__Your instructions__
Leave the pictures out. Return all other data exactly.

** Start **

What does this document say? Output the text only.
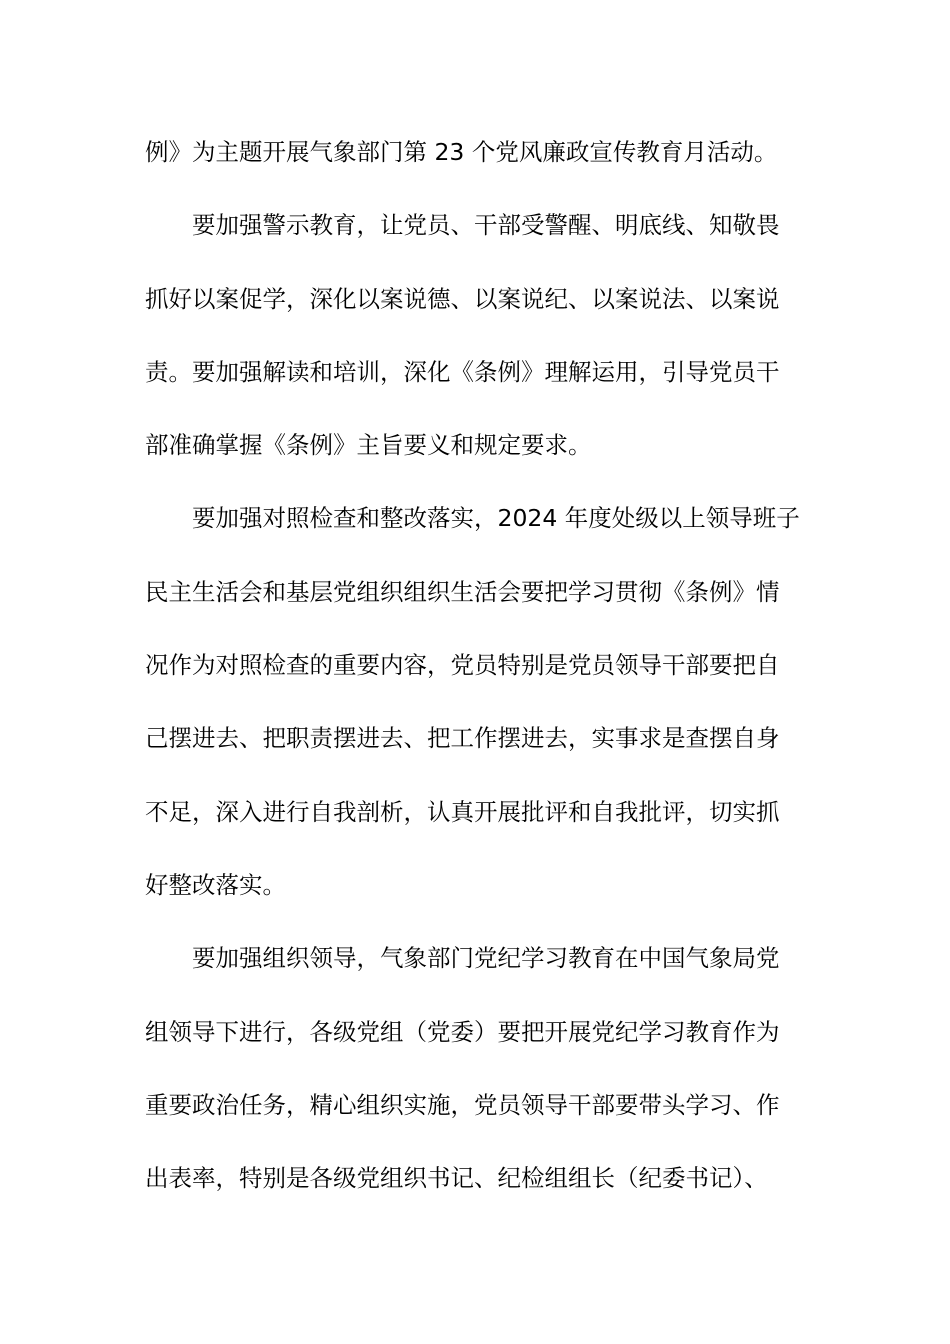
例》为主题开展气象部门第 23 个党风廉政宣传教育月活动。
要加强警示教育，让党员、干部受警醒、明底线、知敬畏
抓好以案促学，深化以案说德、以案说纪、以案说法、以案说
责。要加强解读和培训，深化《条例》理解运用，引导党员干
部准确掌握《条例》主旨要义和规定要求。
要加强对照检查和整改落实，2024 年度处级以上领导班子
民主生活会和基层党组织组织生活会要把学习贯彻《条例》情
况作为对照检查的重要内容，党员特别是党员领导干部要把自
己摆进去、把职责摆进去、把工作摆进去，实事求是查摆自身
不足，深入进行自我剖析，认真开展批评和自我批评，切实抓
好整改落实。
要加强组织领导，气象部门党纪学习教育在中国气象局党
组领导下进行，各级党组（党委）要把开展党纪学习教育作为
重要政治任务，精心组织实施，党员领导干部要带头学习、作
出表率，特别是各级党组织书记、纪检组组长（纪委书记）、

** End **

__Written answer__
What does this document say? Output the text only.
例》为主题开展气象部门第 23 个党风廉政宣传教育月活动。
要加强警示教育，让党员、干部受警醒、明底线、知敬畏
抓好以案促学，深化以案说德、以案说纪、以案说法、以案说
责。要加强解读和培训，深化《条例》理解运用，引导党员干
部准确掌握《条例》主旨要义和规定要求。
要加强对照检查和整改落实，2024 年度处级以上领导班子
民主生活会和基层党组织组织生活会要把学习贯彻《条例》情
况作为对照检查的重要内容，党员特别是党员领导干部要把自
己摆进去、把职责摆进去、把工作摆进去，实事求是查摆自身
不足，深入进行自我剖析，认真开展批评和自我批评，切实抓
好整改落实。
要加强组织领导，气象部门党纪学习教育在中国气象局党
组领导下进行，各级党组（党委）要把开展党纪学习教育作为
重要政治任务，精心组织实施，党员领导干部要带头学习、作
出表率，特别是各级党组织书记、纪检组组长（纪委书记）、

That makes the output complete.